## What needs to be done
Go through the data below. List every line that holds the word "name".

## Begin

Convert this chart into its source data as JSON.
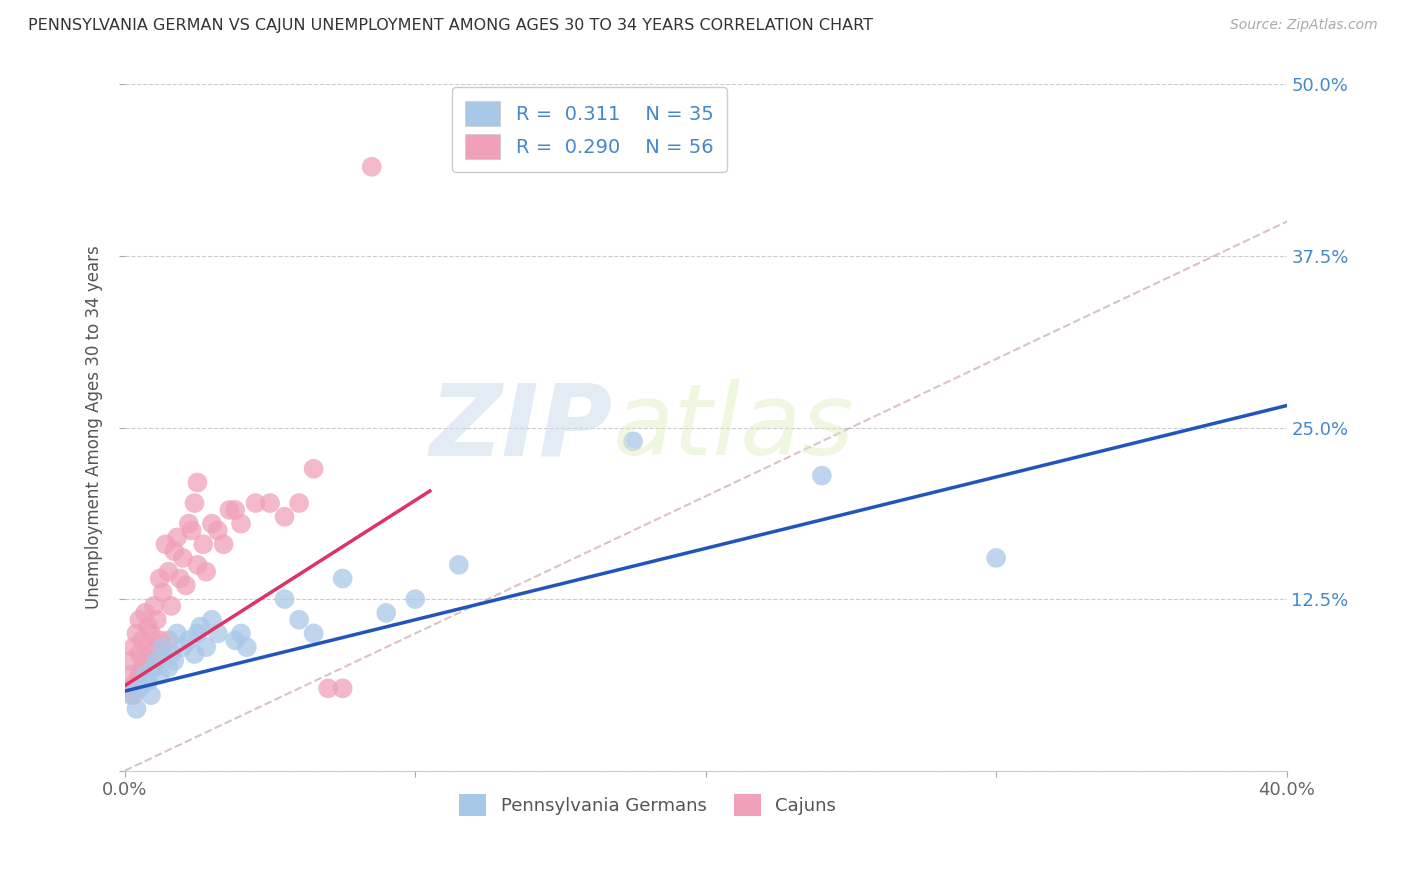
{
  "title": "PENNSYLVANIA GERMAN VS CAJUN UNEMPLOYMENT AMONG AGES 30 TO 34 YEARS CORRELATION CHART",
  "source": "Source: ZipAtlas.com",
  "ylabel": "Unemployment Among Ages 30 to 34 years",
  "xlim": [
    0.0,
    0.4
  ],
  "ylim": [
    0.0,
    0.5
  ],
  "xticks": [
    0.0,
    0.1,
    0.2,
    0.3,
    0.4
  ],
  "xtick_labels": [
    "0.0%",
    "",
    "",
    "",
    "40.0%"
  ],
  "yticks": [
    0.0,
    0.125,
    0.25,
    0.375,
    0.5
  ],
  "ytick_labels_right": [
    "",
    "12.5%",
    "25.0%",
    "37.5%",
    "50.0%"
  ],
  "legend_r1": "R =  0.311",
  "legend_n1": "N = 35",
  "legend_r2": "R =  0.290",
  "legend_n2": "N = 56",
  "color_blue": "#A8C8E8",
  "color_pink": "#F0A0B8",
  "color_blue_line": "#2255BB",
  "color_pink_line": "#DD3366",
  "color_text_blue": "#4488CC",
  "color_yaxis": "#4488CC",
  "watermark_zip": "ZIP",
  "watermark_atlas": "atlas",
  "blue_scatter_x": [
    0.002,
    0.004,
    0.005,
    0.007,
    0.008,
    0.009,
    0.01,
    0.011,
    0.012,
    0.013,
    0.015,
    0.016,
    0.017,
    0.018,
    0.02,
    0.022,
    0.024,
    0.025,
    0.026,
    0.028,
    0.03,
    0.032,
    0.038,
    0.04,
    0.042,
    0.055,
    0.06,
    0.065,
    0.075,
    0.09,
    0.1,
    0.115,
    0.175,
    0.24,
    0.3
  ],
  "blue_scatter_y": [
    0.055,
    0.045,
    0.06,
    0.07,
    0.065,
    0.055,
    0.075,
    0.08,
    0.07,
    0.09,
    0.075,
    0.085,
    0.08,
    0.1,
    0.09,
    0.095,
    0.085,
    0.1,
    0.105,
    0.09,
    0.11,
    0.1,
    0.095,
    0.1,
    0.09,
    0.125,
    0.11,
    0.1,
    0.14,
    0.115,
    0.125,
    0.15,
    0.24,
    0.215,
    0.155
  ],
  "pink_scatter_x": [
    0.001,
    0.002,
    0.002,
    0.003,
    0.003,
    0.004,
    0.004,
    0.005,
    0.005,
    0.005,
    0.006,
    0.006,
    0.007,
    0.007,
    0.008,
    0.008,
    0.009,
    0.009,
    0.01,
    0.01,
    0.011,
    0.011,
    0.012,
    0.012,
    0.013,
    0.013,
    0.014,
    0.015,
    0.015,
    0.016,
    0.017,
    0.018,
    0.019,
    0.02,
    0.021,
    0.022,
    0.023,
    0.024,
    0.025,
    0.025,
    0.027,
    0.028,
    0.03,
    0.032,
    0.034,
    0.036,
    0.038,
    0.04,
    0.045,
    0.05,
    0.055,
    0.06,
    0.065,
    0.07,
    0.075,
    0.085
  ],
  "pink_scatter_y": [
    0.06,
    0.07,
    0.08,
    0.055,
    0.09,
    0.065,
    0.1,
    0.07,
    0.085,
    0.11,
    0.075,
    0.095,
    0.08,
    0.115,
    0.09,
    0.105,
    0.08,
    0.1,
    0.075,
    0.12,
    0.09,
    0.11,
    0.095,
    0.14,
    0.085,
    0.13,
    0.165,
    0.095,
    0.145,
    0.12,
    0.16,
    0.17,
    0.14,
    0.155,
    0.135,
    0.18,
    0.175,
    0.195,
    0.15,
    0.21,
    0.165,
    0.145,
    0.18,
    0.175,
    0.165,
    0.19,
    0.19,
    0.18,
    0.195,
    0.195,
    0.185,
    0.195,
    0.22,
    0.06,
    0.06,
    0.44
  ],
  "blue_trend_x": [
    0.0,
    0.4
  ],
  "blue_trend_slope": 0.52,
  "blue_trend_intercept": 0.058,
  "pink_trend_x": [
    0.0,
    0.105
  ],
  "pink_trend_slope": 1.35,
  "pink_trend_intercept": 0.062,
  "ref_line_x": [
    0.0,
    0.5
  ],
  "ref_line_y": [
    0.0,
    0.5
  ]
}
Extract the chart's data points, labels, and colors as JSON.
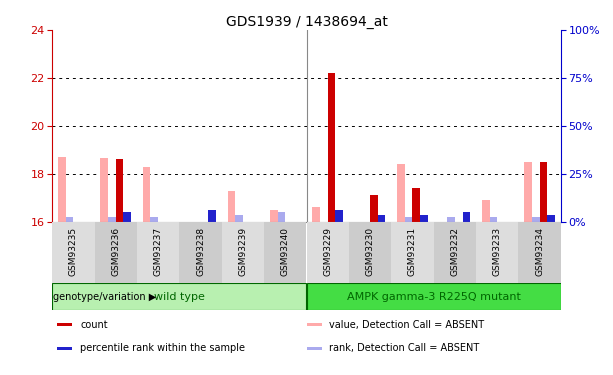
{
  "title": "GDS1939 / 1438694_at",
  "samples": [
    "GSM93235",
    "GSM93236",
    "GSM93237",
    "GSM93238",
    "GSM93239",
    "GSM93240",
    "GSM93229",
    "GSM93230",
    "GSM93231",
    "GSM93232",
    "GSM93233",
    "GSM93234"
  ],
  "groups": [
    "wild type",
    "wild type",
    "wild type",
    "wild type",
    "wild type",
    "wild type",
    "AMPK gamma-3 R225Q mutant",
    "AMPK gamma-3 R225Q mutant",
    "AMPK gamma-3 R225Q mutant",
    "AMPK gamma-3 R225Q mutant",
    "AMPK gamma-3 R225Q mutant",
    "AMPK gamma-3 R225Q mutant"
  ],
  "red_bars": [
    16.0,
    18.6,
    16.0,
    16.0,
    16.0,
    16.0,
    22.2,
    17.1,
    17.4,
    16.0,
    16.0,
    18.5
  ],
  "blue_bars": [
    16.0,
    16.4,
    16.0,
    16.5,
    16.0,
    16.0,
    16.5,
    16.3,
    16.3,
    16.4,
    16.0,
    16.3
  ],
  "pink_bars": [
    18.7,
    18.65,
    18.3,
    16.0,
    17.3,
    16.5,
    16.6,
    16.0,
    18.4,
    16.0,
    16.9,
    18.5
  ],
  "lightblue_bars": [
    16.2,
    16.2,
    16.2,
    16.0,
    16.3,
    16.4,
    16.0,
    16.0,
    16.2,
    16.2,
    16.2,
    16.2
  ],
  "ymin": 16,
  "ymax": 24,
  "yticks_left": [
    16,
    18,
    20,
    22,
    24
  ],
  "yticks_right": [
    0,
    25,
    50,
    75,
    100
  ],
  "bar_width": 0.18,
  "bar_color_red": "#cc0000",
  "bar_color_blue": "#2222cc",
  "bar_color_pink": "#ffaaaa",
  "bar_color_lightblue": "#aaaaee",
  "wt_color": "#b8f0b0",
  "mut_color": "#44dd44",
  "group_label_color": "#006600",
  "axis_color_left": "#cc0000",
  "axis_color_right": "#0000cc",
  "bg_color": "#ffffff",
  "legend_items": [
    {
      "label": "count",
      "color": "#cc0000"
    },
    {
      "label": "percentile rank within the sample",
      "color": "#2222cc"
    },
    {
      "label": "value, Detection Call = ABSENT",
      "color": "#ffaaaa"
    },
    {
      "label": "rank, Detection Call = ABSENT",
      "color": "#aaaaee"
    }
  ]
}
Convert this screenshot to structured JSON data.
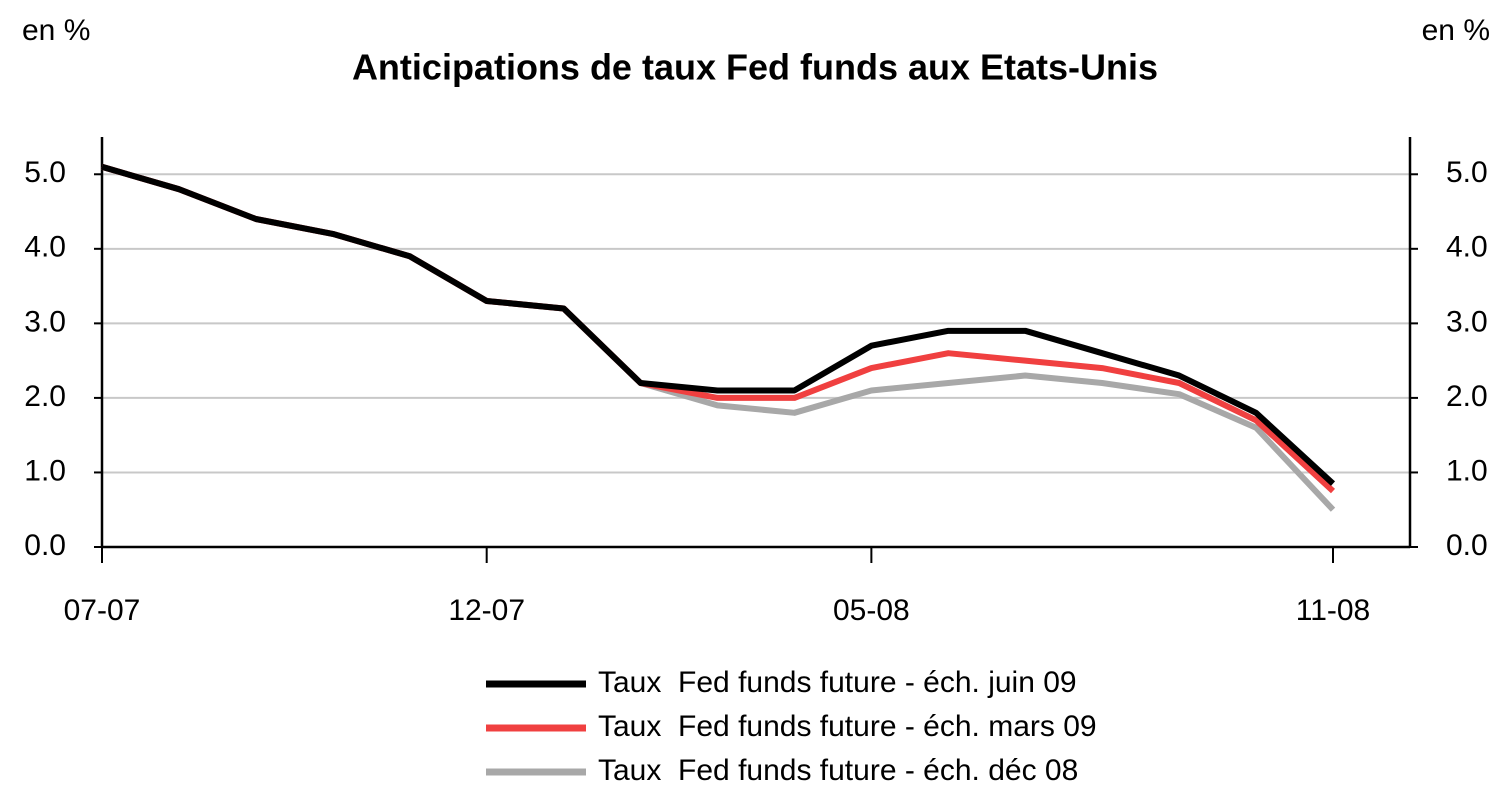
{
  "chart_data": {
    "type": "line",
    "title": "Anticipations de taux Fed funds aux Etats-Unis",
    "y_label": "en %",
    "y2_label": "en %",
    "x": [
      "07-07",
      "08-07",
      "09-07",
      "10-07",
      "11-07",
      "12-07",
      "01-08",
      "02-08",
      "03-08",
      "04-08",
      "05-08",
      "06-08",
      "07-08",
      "08-08",
      "09-08",
      "10-08",
      "11-08"
    ],
    "xticks": [
      "07-07",
      "12-07",
      "05-08",
      "11-08"
    ],
    "series": [
      {
        "name": "Taux  Fed funds future - éch. juin 09",
        "color": "#000000",
        "values": [
          5.1,
          4.8,
          4.4,
          4.2,
          3.9,
          3.3,
          3.2,
          2.2,
          2.1,
          2.1,
          2.7,
          2.9,
          2.9,
          2.6,
          2.3,
          1.8,
          0.85
        ]
      },
      {
        "name": "Taux  Fed funds future - éch. mars 09",
        "color": "#f04040",
        "values": [
          5.1,
          4.8,
          4.4,
          4.2,
          3.9,
          3.3,
          3.2,
          2.2,
          2.0,
          2.0,
          2.4,
          2.6,
          2.5,
          2.4,
          2.2,
          1.7,
          0.75
        ]
      },
      {
        "name": "Taux  Fed funds future - éch. déc 08",
        "color": "#a8a8a8",
        "values": [
          5.1,
          4.8,
          4.4,
          4.2,
          3.9,
          3.3,
          3.2,
          2.2,
          1.9,
          1.8,
          2.1,
          2.2,
          2.3,
          2.2,
          2.05,
          1.6,
          0.5
        ]
      }
    ],
    "ylim": [
      0,
      5.5
    ],
    "yticks": [
      {
        "value": 0,
        "label": "0.0"
      },
      {
        "value": 1,
        "label": "1.0"
      },
      {
        "value": 2,
        "label": "2.0"
      },
      {
        "value": 3,
        "label": "3.0"
      },
      {
        "value": 4,
        "label": "4.0"
      },
      {
        "value": 5,
        "label": "5.0"
      }
    ],
    "y2lim": [
      0,
      5.5
    ],
    "y2ticks": [
      {
        "value": 0,
        "label": "0.0"
      },
      {
        "value": 1,
        "label": "1.0"
      },
      {
        "value": 2,
        "label": "2.0"
      },
      {
        "value": 3,
        "label": "3.0"
      },
      {
        "value": 4,
        "label": "4.0"
      },
      {
        "value": 5,
        "label": "5.0"
      }
    ],
    "grid": true,
    "legend": "bottom"
  }
}
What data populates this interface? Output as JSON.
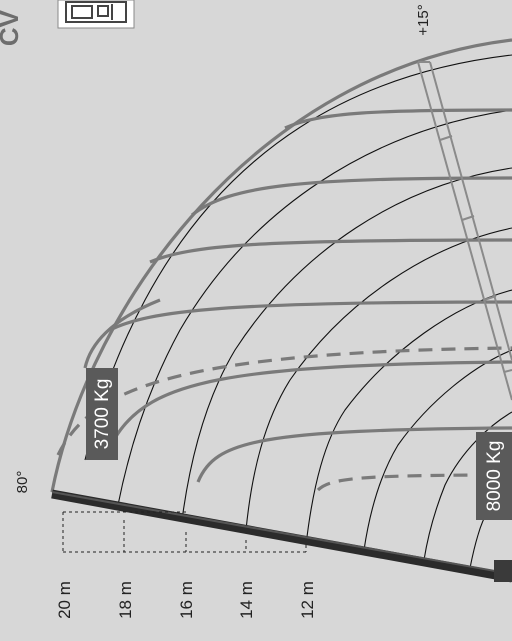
{
  "header": {
    "brand_fragment": "CV"
  },
  "angles": {
    "boom_angle": "80°",
    "jib_angle": "+15°"
  },
  "heights": [
    {
      "label": "20 m"
    },
    {
      "label": "18 m"
    },
    {
      "label": "16 m"
    },
    {
      "label": "14 m"
    },
    {
      "label": "12 m"
    }
  ],
  "loads": [
    {
      "label": "3700 Kg"
    },
    {
      "label": "8000 Kg"
    }
  ],
  "colors": {
    "background": "#d7d7d7",
    "curve_gray": "#7a7a7a",
    "grid_black": "#111111",
    "boom_dark": "#2b2b2b",
    "label_box": "#5a5a5a",
    "label_text": "#ffffff"
  }
}
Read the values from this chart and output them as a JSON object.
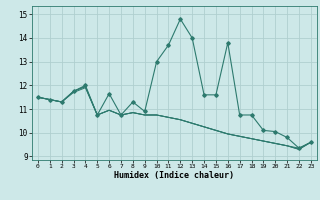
{
  "xlabel": "Humidex (Indice chaleur)",
  "bg_color": "#cde8e8",
  "grid_color": "#b0cfcf",
  "line_color": "#2d7a6e",
  "x_ticks": [
    0,
    1,
    2,
    3,
    4,
    5,
    6,
    7,
    8,
    9,
    10,
    11,
    12,
    13,
    14,
    15,
    16,
    17,
    18,
    19,
    20,
    21,
    22,
    23
  ],
  "y_ticks": [
    9,
    10,
    11,
    12,
    13,
    14,
    15
  ],
  "xlim": [
    -0.5,
    23.5
  ],
  "ylim": [
    8.85,
    15.35
  ],
  "series_thin": [
    [
      11.5,
      11.4,
      11.3,
      11.7,
      11.9,
      10.75,
      10.95,
      10.75,
      10.85,
      10.75,
      10.75,
      10.65,
      10.55,
      10.4,
      10.25,
      10.1,
      9.95,
      9.85,
      9.75,
      9.65,
      9.55,
      9.45,
      9.35,
      9.6
    ],
    [
      11.5,
      11.4,
      11.3,
      11.75,
      11.95,
      10.75,
      10.95,
      10.75,
      10.85,
      10.75,
      10.75,
      10.65,
      10.55,
      10.4,
      10.25,
      10.1,
      9.95,
      9.85,
      9.75,
      9.65,
      9.55,
      9.45,
      9.3,
      9.6
    ],
    [
      11.5,
      11.4,
      11.3,
      11.75,
      11.95,
      10.75,
      10.95,
      10.75,
      10.85,
      10.75,
      10.75,
      10.65,
      10.55,
      10.4,
      10.25,
      10.1,
      9.95,
      9.85,
      9.75,
      9.65,
      9.55,
      9.45,
      9.3,
      9.6
    ]
  ],
  "series_spike": [
    11.5,
    11.4,
    11.3,
    11.75,
    12.0,
    10.75,
    11.65,
    10.75,
    11.3,
    10.9,
    13.0,
    13.7,
    14.8,
    14.0,
    11.6,
    11.6,
    13.8,
    10.75,
    10.75,
    10.1,
    10.05,
    9.8,
    9.35,
    9.6
  ]
}
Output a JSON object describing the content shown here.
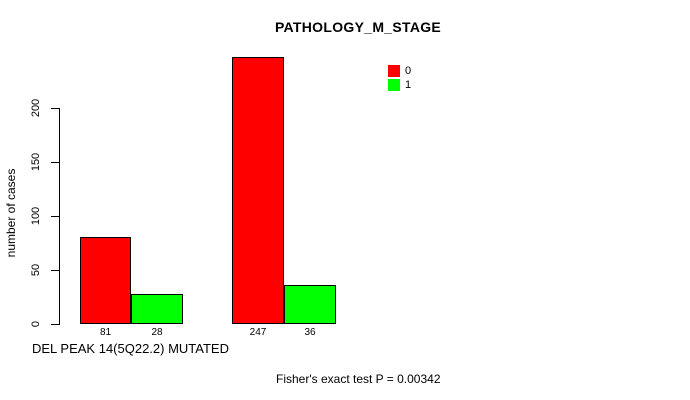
{
  "chart_data": {
    "type": "bar",
    "title": "PATHOLOGY_M_STAGE",
    "xlabel": "DEL PEAK 14(5Q22.2) MUTATED",
    "ylabel": "number of cases",
    "categories": [
      "",
      ""
    ],
    "series": [
      {
        "name": "0",
        "color": "#ff0000",
        "values": [
          81,
          247
        ]
      },
      {
        "name": "1",
        "color": "#00ff00",
        "values": [
          28,
          36
        ]
      }
    ],
    "bar_value_labels": [
      "81",
      "28",
      "247",
      "36"
    ],
    "yticks": [
      0,
      50,
      100,
      150,
      200
    ],
    "ylim": [
      0,
      200
    ],
    "grid": false,
    "legend": {
      "position": "inner-top-right-of-plot",
      "entries": [
        {
          "label": "0",
          "color": "#ff0000"
        },
        {
          "label": "1",
          "color": "#00ff00"
        }
      ]
    },
    "annotation": "Fisher's exact test P = 0.00342",
    "colors": {
      "series_0": "#ff0000",
      "series_1": "#00ff00",
      "axis": "#000000",
      "background": "#ffffff",
      "text": "#000000"
    }
  }
}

## End

## Complete response
        "name": "Taux  Fed funds future - éch. juin 09",
        "name": "Taux  Fed funds future - éch. mars 09",
        "name": "Taux  Fed funds future - éch. déc 08",
        "name": "0",
        "name": "1",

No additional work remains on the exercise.